### What the task asks
Search the listing below for the string "таймера" and show each line that contains it.

### Records for this exercise
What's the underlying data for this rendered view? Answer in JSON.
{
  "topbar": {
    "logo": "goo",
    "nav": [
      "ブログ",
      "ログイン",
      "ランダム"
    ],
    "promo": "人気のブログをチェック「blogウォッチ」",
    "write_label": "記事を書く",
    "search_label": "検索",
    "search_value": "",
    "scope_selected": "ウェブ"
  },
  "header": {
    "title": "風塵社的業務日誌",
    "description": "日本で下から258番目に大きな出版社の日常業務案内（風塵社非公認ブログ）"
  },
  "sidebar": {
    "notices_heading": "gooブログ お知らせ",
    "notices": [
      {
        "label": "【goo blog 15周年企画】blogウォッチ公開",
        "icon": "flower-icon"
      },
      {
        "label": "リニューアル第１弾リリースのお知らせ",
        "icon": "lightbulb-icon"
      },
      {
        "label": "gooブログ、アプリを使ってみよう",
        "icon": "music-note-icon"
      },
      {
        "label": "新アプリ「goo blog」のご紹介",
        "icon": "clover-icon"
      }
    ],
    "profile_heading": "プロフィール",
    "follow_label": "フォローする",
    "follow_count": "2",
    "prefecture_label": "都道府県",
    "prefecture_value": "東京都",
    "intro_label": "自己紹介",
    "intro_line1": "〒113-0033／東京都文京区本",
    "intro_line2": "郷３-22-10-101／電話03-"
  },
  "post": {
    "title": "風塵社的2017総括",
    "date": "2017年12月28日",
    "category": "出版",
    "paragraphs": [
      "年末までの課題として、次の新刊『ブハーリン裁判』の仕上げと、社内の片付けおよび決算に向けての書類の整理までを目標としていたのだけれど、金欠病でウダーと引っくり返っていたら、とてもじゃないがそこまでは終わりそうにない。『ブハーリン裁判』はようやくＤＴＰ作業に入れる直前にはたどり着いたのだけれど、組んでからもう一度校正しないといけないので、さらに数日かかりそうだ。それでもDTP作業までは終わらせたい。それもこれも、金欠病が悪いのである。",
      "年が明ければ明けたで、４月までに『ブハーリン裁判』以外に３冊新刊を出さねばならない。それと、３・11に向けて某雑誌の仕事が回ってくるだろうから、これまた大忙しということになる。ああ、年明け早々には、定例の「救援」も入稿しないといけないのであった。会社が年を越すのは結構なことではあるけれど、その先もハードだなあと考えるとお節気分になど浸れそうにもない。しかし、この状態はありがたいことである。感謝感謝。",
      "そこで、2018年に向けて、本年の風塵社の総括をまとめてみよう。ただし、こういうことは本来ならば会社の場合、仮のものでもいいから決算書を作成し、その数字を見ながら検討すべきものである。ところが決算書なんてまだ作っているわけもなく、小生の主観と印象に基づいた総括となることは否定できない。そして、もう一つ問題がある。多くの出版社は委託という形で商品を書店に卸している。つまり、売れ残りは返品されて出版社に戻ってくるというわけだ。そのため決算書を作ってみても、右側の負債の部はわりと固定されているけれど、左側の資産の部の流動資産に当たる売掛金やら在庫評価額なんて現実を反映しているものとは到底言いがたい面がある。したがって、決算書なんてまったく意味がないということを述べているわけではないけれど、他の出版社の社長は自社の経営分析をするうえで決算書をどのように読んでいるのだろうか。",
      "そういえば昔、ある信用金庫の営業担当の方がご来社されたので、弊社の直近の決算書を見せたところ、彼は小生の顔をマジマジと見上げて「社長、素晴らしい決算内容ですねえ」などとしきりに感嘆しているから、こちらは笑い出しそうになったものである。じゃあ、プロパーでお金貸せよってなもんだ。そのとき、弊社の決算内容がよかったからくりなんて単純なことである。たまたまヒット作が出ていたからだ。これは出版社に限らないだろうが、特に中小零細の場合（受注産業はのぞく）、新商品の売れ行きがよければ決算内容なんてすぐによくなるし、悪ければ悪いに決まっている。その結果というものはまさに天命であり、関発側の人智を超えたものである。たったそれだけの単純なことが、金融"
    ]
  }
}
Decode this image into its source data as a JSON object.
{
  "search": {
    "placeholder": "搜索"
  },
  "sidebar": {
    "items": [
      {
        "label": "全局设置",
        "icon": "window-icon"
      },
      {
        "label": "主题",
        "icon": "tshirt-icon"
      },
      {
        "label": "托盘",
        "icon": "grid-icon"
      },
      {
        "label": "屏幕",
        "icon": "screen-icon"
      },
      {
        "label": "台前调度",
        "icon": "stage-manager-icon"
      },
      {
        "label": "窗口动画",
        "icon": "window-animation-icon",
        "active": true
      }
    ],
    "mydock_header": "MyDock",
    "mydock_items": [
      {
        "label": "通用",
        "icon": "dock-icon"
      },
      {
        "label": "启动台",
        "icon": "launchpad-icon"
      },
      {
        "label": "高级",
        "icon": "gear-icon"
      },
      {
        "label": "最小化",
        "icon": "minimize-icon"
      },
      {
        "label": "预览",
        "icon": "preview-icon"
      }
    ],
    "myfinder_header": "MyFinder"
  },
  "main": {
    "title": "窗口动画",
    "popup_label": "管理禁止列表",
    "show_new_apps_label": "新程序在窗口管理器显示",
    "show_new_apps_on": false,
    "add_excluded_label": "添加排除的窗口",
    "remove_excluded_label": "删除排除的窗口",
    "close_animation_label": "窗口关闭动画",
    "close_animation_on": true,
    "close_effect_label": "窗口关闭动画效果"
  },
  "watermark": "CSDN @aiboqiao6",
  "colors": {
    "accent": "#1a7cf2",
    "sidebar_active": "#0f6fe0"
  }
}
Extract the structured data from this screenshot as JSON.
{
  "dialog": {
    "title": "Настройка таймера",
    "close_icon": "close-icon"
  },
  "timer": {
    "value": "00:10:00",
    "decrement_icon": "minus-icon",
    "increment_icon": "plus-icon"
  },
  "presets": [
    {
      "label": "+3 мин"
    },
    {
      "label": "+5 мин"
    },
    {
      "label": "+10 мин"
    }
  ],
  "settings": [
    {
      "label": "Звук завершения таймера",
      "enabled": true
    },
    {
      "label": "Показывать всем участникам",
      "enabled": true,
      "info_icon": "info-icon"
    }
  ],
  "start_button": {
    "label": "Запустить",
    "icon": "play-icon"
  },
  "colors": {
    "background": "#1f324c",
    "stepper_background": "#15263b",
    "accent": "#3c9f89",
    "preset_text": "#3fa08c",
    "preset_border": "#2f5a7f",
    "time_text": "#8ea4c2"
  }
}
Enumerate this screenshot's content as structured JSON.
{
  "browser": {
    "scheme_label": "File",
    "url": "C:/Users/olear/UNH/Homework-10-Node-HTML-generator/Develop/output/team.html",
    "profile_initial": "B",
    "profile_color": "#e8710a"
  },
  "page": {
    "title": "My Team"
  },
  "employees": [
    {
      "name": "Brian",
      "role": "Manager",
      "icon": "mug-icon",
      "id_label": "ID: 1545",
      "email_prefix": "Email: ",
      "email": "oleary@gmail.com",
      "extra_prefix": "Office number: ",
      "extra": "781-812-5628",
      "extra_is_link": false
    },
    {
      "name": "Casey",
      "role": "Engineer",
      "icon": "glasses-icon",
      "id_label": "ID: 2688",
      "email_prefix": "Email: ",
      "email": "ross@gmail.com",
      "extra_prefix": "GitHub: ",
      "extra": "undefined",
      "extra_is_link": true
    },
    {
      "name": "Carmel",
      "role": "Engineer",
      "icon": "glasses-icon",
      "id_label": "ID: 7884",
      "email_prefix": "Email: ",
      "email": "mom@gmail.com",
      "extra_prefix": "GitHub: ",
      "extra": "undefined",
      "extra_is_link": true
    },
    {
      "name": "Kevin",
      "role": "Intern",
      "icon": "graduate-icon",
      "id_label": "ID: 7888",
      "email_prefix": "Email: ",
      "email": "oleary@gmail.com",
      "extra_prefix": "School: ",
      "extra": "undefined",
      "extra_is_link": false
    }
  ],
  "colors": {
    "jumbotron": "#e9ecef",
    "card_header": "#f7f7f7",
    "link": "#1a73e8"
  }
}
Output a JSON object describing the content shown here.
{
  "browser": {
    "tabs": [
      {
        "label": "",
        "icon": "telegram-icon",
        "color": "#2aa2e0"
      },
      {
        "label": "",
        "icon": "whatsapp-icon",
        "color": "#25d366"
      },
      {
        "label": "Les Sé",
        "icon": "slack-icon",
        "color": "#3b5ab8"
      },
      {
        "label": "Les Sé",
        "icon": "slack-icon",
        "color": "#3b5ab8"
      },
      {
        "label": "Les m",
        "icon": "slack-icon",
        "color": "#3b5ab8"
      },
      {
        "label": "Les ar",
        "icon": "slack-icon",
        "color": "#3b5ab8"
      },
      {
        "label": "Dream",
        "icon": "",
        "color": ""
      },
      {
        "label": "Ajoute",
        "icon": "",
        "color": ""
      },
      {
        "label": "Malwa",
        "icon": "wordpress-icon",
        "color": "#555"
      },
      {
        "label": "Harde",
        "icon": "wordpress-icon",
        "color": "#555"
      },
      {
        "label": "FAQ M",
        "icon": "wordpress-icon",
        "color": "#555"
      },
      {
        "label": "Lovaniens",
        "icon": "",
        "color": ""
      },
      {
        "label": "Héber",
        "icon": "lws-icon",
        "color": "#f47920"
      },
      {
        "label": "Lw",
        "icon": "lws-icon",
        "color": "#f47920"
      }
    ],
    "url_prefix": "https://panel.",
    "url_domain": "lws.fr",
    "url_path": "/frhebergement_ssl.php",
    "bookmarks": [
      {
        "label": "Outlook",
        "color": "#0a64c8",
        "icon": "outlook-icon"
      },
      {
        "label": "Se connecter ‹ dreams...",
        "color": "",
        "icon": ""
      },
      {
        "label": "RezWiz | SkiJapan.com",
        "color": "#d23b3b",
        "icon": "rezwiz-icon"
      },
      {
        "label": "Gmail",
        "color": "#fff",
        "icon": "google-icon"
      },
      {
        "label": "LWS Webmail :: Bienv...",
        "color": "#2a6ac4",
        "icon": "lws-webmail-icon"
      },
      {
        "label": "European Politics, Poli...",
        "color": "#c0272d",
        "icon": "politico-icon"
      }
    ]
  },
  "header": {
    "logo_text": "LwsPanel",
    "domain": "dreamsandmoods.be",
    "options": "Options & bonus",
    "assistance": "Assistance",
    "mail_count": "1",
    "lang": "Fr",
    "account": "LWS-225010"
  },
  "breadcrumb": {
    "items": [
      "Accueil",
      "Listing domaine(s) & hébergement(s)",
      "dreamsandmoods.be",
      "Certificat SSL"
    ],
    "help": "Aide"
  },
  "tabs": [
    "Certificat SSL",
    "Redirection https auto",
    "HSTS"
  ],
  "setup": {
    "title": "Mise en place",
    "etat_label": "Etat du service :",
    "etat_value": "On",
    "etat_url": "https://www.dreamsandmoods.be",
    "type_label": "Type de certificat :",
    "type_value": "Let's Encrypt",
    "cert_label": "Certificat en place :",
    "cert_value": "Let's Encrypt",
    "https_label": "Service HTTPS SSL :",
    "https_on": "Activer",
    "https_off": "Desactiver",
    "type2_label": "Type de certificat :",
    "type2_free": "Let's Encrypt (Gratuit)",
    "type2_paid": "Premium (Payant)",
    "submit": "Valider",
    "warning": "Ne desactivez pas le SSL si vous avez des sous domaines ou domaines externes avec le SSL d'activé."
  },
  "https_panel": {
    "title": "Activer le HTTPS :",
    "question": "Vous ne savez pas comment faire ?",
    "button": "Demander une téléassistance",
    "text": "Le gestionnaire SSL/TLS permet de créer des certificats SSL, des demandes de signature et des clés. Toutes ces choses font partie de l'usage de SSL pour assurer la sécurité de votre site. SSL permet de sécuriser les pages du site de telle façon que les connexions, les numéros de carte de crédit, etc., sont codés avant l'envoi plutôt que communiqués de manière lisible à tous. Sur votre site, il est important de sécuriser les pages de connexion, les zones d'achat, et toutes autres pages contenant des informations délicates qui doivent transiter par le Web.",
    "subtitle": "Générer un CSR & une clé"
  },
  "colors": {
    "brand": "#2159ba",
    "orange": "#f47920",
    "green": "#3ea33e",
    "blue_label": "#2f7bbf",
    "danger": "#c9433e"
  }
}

### Response to the task
    "title": "Настройка таймера",
      "label": "Звук завершения таймера",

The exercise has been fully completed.